_WHAT YOU WILL DO:_ Wherever "xlabel" appears in a line, list that line.

start DATASET RECORDS

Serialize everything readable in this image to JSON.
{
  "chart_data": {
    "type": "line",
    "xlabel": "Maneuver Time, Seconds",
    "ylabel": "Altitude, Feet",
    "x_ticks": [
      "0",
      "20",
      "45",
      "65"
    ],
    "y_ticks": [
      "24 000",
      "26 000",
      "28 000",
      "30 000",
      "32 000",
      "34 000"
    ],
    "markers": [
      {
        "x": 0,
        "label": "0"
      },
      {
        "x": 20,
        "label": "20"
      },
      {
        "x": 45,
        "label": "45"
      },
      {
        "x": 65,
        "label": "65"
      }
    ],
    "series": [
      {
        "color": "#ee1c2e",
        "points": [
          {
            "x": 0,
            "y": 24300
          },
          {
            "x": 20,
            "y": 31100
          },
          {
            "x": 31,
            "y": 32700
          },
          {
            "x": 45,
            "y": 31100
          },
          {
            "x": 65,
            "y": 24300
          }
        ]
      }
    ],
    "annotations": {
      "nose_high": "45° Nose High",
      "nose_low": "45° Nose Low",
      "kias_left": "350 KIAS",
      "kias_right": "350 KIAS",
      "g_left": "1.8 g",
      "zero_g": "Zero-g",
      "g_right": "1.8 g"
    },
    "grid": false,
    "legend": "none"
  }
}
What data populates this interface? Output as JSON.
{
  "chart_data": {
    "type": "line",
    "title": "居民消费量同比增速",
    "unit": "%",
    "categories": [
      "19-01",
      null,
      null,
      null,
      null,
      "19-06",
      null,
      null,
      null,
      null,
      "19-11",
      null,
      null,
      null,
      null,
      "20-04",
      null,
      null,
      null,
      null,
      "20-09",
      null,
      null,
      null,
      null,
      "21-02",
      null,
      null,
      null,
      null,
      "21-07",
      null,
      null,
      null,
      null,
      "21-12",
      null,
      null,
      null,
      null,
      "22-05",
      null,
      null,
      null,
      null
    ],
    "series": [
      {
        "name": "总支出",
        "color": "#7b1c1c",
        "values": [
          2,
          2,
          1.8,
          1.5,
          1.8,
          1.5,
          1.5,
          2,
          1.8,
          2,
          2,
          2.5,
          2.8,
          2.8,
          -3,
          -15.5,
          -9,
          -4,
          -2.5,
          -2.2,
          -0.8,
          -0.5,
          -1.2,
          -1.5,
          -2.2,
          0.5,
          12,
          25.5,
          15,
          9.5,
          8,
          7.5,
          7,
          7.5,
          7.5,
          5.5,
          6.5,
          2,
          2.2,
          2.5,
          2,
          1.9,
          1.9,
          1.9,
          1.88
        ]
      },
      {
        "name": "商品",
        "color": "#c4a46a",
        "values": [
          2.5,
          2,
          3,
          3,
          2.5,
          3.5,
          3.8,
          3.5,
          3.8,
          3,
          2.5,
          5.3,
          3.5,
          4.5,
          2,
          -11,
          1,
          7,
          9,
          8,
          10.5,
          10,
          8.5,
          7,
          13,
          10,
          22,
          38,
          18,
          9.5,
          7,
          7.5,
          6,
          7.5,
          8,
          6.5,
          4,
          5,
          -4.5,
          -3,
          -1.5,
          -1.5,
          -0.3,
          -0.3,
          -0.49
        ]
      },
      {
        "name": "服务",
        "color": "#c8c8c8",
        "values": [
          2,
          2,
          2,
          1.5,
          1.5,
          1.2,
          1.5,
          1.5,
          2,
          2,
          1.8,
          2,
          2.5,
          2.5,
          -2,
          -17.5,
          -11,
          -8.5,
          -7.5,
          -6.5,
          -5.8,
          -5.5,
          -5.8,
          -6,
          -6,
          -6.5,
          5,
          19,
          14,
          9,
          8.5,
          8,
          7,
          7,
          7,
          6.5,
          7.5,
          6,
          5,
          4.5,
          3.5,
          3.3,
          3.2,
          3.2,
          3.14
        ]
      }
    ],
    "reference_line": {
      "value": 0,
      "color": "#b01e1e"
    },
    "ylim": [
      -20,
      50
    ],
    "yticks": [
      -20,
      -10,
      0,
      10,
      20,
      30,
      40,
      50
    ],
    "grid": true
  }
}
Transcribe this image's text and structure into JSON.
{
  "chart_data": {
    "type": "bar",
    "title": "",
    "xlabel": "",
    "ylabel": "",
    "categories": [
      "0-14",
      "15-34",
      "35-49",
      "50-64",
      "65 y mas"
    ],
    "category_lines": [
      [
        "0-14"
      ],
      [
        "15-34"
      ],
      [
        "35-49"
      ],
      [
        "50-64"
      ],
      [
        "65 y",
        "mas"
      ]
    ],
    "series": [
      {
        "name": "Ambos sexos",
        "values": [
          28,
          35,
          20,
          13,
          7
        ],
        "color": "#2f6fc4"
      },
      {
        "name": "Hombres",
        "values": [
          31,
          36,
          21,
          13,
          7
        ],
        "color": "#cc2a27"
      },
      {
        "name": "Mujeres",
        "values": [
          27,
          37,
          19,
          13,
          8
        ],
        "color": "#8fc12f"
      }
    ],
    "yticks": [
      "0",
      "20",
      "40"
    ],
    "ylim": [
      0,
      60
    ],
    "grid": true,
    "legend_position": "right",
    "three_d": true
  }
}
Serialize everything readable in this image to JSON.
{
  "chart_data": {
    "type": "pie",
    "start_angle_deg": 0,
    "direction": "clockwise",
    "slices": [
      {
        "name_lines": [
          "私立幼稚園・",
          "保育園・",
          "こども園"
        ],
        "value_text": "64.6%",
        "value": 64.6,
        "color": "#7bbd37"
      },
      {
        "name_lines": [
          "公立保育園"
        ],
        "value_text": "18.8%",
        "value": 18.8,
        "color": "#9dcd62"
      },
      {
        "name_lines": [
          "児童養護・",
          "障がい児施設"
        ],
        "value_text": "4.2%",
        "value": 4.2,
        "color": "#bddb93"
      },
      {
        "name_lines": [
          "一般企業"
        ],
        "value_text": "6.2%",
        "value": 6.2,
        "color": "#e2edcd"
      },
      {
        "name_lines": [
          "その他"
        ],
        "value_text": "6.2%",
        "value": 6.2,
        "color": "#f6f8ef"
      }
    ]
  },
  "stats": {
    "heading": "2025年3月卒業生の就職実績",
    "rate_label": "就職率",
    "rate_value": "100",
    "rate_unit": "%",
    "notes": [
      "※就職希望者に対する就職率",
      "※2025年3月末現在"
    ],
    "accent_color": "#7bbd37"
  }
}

end DATASET RECORDS

_FULL OUTPUT:_
    "xlabel": "Maneuver Time, Seconds",
    "xlabel": "",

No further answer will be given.